— begin —

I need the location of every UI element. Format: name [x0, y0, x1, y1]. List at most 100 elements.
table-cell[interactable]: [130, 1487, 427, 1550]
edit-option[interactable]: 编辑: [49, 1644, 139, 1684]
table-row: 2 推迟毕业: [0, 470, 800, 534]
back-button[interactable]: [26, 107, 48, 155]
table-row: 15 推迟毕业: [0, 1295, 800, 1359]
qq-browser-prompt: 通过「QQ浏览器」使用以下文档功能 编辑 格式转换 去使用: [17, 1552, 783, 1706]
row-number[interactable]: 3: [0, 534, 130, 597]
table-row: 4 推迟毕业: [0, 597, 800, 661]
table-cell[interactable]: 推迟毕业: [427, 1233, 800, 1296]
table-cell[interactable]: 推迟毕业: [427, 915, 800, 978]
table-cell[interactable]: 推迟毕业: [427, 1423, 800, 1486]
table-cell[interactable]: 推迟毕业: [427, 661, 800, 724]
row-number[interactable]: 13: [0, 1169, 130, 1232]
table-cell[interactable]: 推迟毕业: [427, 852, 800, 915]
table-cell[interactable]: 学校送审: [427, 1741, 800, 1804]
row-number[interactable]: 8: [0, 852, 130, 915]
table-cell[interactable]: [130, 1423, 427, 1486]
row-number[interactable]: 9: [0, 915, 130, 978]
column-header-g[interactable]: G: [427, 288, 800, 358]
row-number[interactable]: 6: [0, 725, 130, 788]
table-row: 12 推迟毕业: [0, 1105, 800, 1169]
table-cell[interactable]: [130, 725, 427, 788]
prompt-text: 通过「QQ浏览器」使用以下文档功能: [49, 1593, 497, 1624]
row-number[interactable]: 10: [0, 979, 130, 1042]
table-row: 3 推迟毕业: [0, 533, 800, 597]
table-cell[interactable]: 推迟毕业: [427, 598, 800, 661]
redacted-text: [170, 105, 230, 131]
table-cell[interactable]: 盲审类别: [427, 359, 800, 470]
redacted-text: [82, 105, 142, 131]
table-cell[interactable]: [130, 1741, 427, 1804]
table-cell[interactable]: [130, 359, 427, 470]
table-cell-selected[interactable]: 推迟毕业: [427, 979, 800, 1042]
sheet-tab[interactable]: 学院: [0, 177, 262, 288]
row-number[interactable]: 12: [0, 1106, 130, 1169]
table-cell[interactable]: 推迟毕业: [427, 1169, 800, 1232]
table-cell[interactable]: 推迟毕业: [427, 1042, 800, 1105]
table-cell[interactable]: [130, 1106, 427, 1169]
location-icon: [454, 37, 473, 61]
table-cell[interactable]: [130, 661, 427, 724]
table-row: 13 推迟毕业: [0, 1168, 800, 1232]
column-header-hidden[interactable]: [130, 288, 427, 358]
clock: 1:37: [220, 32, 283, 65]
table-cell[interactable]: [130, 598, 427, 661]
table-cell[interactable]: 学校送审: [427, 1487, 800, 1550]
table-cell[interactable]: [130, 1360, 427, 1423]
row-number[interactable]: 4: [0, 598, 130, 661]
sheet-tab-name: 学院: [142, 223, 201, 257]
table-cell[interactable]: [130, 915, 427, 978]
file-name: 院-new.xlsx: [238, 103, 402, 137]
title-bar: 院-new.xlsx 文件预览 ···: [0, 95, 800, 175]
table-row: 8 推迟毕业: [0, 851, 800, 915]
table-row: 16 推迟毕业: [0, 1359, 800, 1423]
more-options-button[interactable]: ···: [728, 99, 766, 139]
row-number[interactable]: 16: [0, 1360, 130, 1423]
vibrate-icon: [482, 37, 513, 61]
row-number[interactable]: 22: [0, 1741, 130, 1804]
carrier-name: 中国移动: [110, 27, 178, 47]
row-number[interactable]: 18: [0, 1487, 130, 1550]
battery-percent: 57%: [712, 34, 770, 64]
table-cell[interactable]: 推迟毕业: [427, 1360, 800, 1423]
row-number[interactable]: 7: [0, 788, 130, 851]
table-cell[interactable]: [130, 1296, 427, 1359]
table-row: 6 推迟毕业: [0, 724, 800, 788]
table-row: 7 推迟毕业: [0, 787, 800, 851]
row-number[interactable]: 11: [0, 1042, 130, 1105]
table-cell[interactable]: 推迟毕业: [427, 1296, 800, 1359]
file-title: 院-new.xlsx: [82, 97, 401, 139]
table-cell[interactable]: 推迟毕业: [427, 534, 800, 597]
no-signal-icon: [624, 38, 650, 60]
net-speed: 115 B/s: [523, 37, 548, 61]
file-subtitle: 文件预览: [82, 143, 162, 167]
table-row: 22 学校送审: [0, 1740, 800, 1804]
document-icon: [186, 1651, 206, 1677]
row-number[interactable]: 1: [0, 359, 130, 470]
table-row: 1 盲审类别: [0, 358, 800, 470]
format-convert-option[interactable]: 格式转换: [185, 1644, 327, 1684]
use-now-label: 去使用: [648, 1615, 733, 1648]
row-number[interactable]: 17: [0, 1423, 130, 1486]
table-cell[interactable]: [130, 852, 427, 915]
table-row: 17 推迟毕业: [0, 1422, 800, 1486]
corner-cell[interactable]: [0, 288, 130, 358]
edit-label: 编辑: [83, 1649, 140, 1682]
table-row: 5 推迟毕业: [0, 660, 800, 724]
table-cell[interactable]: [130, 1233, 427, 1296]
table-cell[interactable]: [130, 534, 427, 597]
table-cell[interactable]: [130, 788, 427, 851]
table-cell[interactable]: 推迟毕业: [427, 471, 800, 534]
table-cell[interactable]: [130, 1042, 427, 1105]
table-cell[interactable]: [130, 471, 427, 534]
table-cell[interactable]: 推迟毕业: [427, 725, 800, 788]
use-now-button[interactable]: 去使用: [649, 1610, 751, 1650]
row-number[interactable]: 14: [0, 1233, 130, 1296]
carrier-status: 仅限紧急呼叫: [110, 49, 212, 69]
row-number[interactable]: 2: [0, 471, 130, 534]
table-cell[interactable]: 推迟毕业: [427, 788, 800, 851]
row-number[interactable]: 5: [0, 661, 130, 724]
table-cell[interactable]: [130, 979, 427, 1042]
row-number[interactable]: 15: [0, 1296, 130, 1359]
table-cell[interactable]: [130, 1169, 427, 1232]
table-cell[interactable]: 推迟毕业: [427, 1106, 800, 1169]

— end —

#### PROBLEM DESCRIPTION:
Rewrite all of the records above, switching every "row-number" to "row-index" and leaving everything else unchanged.

#### COMPLETED EXERCISE:
I need the location of every UI element. Format: name [x0, y0, x1, y1]. List at most 100 elements.
table-cell[interactable]: [130, 1487, 427, 1550]
edit-option[interactable]: 编辑: [49, 1644, 139, 1684]
table-row: 2 推迟毕业: [0, 470, 800, 534]
back-button[interactable]: [26, 107, 48, 155]
table-row: 15 推迟毕业: [0, 1295, 800, 1359]
qq-browser-prompt: 通过「QQ浏览器」使用以下文档功能 编辑 格式转换 去使用: [17, 1552, 783, 1706]
row-index[interactable]: 3: [0, 534, 130, 597]
table-row: 4 推迟毕业: [0, 597, 800, 661]
table-cell[interactable]: 推迟毕业: [427, 1233, 800, 1296]
table-cell[interactable]: 推迟毕业: [427, 915, 800, 978]
table-cell[interactable]: 推迟毕业: [427, 1423, 800, 1486]
table-cell[interactable]: 推迟毕业: [427, 661, 800, 724]
row-index[interactable]: 13: [0, 1169, 130, 1232]
table-cell[interactable]: 推迟毕业: [427, 852, 800, 915]
table-cell[interactable]: 学校送审: [427, 1741, 800, 1804]
row-index[interactable]: 8: [0, 852, 130, 915]
table-cell[interactable]: [130, 1423, 427, 1486]
row-index[interactable]: 9: [0, 915, 130, 978]
column-header-g[interactable]: G: [427, 288, 800, 358]
row-index[interactable]: 6: [0, 725, 130, 788]
table-row: 12 推迟毕业: [0, 1105, 800, 1169]
table-cell[interactable]: [130, 725, 427, 788]
prompt-text: 通过「QQ浏览器」使用以下文档功能: [49, 1593, 497, 1624]
row-index[interactable]: 10: [0, 979, 130, 1042]
table-row: 3 推迟毕业: [0, 533, 800, 597]
table-cell[interactable]: 推迟毕业: [427, 598, 800, 661]
redacted-text: [170, 105, 230, 131]
table-cell[interactable]: 盲审类别: [427, 359, 800, 470]
redacted-text: [82, 105, 142, 131]
table-cell[interactable]: [130, 1741, 427, 1804]
table-cell[interactable]: [130, 359, 427, 470]
table-cell-selected[interactable]: 推迟毕业: [427, 979, 800, 1042]
sheet-tab[interactable]: 学院: [0, 177, 262, 288]
row-index[interactable]: 12: [0, 1106, 130, 1169]
table-cell[interactable]: 推迟毕业: [427, 1169, 800, 1232]
table-cell[interactable]: 推迟毕业: [427, 1042, 800, 1105]
table-cell[interactable]: [130, 1106, 427, 1169]
location-icon: [454, 37, 473, 61]
table-cell[interactable]: [130, 661, 427, 724]
table-row: 13 推迟毕业: [0, 1168, 800, 1232]
column-header-hidden[interactable]: [130, 288, 427, 358]
clock: 1:37: [220, 32, 283, 65]
table-cell[interactable]: [130, 598, 427, 661]
table-cell[interactable]: 学校送审: [427, 1487, 800, 1550]
table-cell[interactable]: [130, 1360, 427, 1423]
row-index[interactable]: 4: [0, 598, 130, 661]
sheet-tab-name: 学院: [142, 223, 201, 257]
table-cell[interactable]: [130, 915, 427, 978]
file-name: 院-new.xlsx: [238, 103, 402, 137]
title-bar: 院-new.xlsx 文件预览 ···: [0, 95, 800, 175]
table-row: 8 推迟毕业: [0, 851, 800, 915]
table-row: 16 推迟毕业: [0, 1359, 800, 1423]
more-options-button[interactable]: ···: [728, 99, 766, 139]
row-index[interactable]: 16: [0, 1360, 130, 1423]
vibrate-icon: [482, 37, 513, 61]
row-index[interactable]: 22: [0, 1741, 130, 1804]
carrier-name: 中国移动: [110, 27, 178, 47]
row-index[interactable]: 18: [0, 1487, 130, 1550]
battery-percent: 57%: [712, 34, 770, 64]
table-cell[interactable]: 推迟毕业: [427, 1360, 800, 1423]
row-index[interactable]: 7: [0, 788, 130, 851]
table-cell[interactable]: [130, 1296, 427, 1359]
table-row: 6 推迟毕业: [0, 724, 800, 788]
table-row: 7 推迟毕业: [0, 787, 800, 851]
row-index[interactable]: 11: [0, 1042, 130, 1105]
table-cell[interactable]: 推迟毕业: [427, 1296, 800, 1359]
file-title: 院-new.xlsx: [82, 97, 401, 139]
table-cell[interactable]: 推迟毕业: [427, 534, 800, 597]
no-signal-icon: [624, 38, 650, 60]
net-speed: 115 B/s: [523, 37, 548, 61]
file-subtitle: 文件预览: [82, 143, 162, 167]
table-row: 22 学校送审: [0, 1740, 800, 1804]
document-icon: [186, 1651, 206, 1677]
row-index[interactable]: 1: [0, 359, 130, 470]
table-row: 1 盲审类别: [0, 358, 800, 470]
format-convert-option[interactable]: 格式转换: [185, 1644, 327, 1684]
use-now-label: 去使用: [648, 1615, 733, 1648]
row-index[interactable]: 17: [0, 1423, 130, 1486]
table-cell[interactable]: [130, 852, 427, 915]
table-row: 17 推迟毕业: [0, 1422, 800, 1486]
corner-cell[interactable]: [0, 288, 130, 358]
edit-label: 编辑: [83, 1649, 140, 1682]
table-row: 5 推迟毕业: [0, 660, 800, 724]
table-cell[interactable]: [130, 1233, 427, 1296]
table-cell[interactable]: [130, 534, 427, 597]
table-cell[interactable]: [130, 788, 427, 851]
table-cell[interactable]: 推迟毕业: [427, 471, 800, 534]
table-cell[interactable]: [130, 1042, 427, 1105]
table-cell[interactable]: [130, 471, 427, 534]
table-cell[interactable]: 推迟毕业: [427, 725, 800, 788]
use-now-button[interactable]: 去使用: [649, 1610, 751, 1650]
row-index[interactable]: 14: [0, 1233, 130, 1296]
carrier-status: 仅限紧急呼叫: [110, 49, 212, 69]
row-index[interactable]: 2: [0, 471, 130, 534]
table-cell[interactable]: 推迟毕业: [427, 788, 800, 851]
row-index[interactable]: 5: [0, 661, 130, 724]
table-cell[interactable]: [130, 979, 427, 1042]
row-index[interactable]: 15: [0, 1296, 130, 1359]
table-cell[interactable]: [130, 1169, 427, 1232]
table-cell[interactable]: 推迟毕业: [427, 1106, 800, 1169]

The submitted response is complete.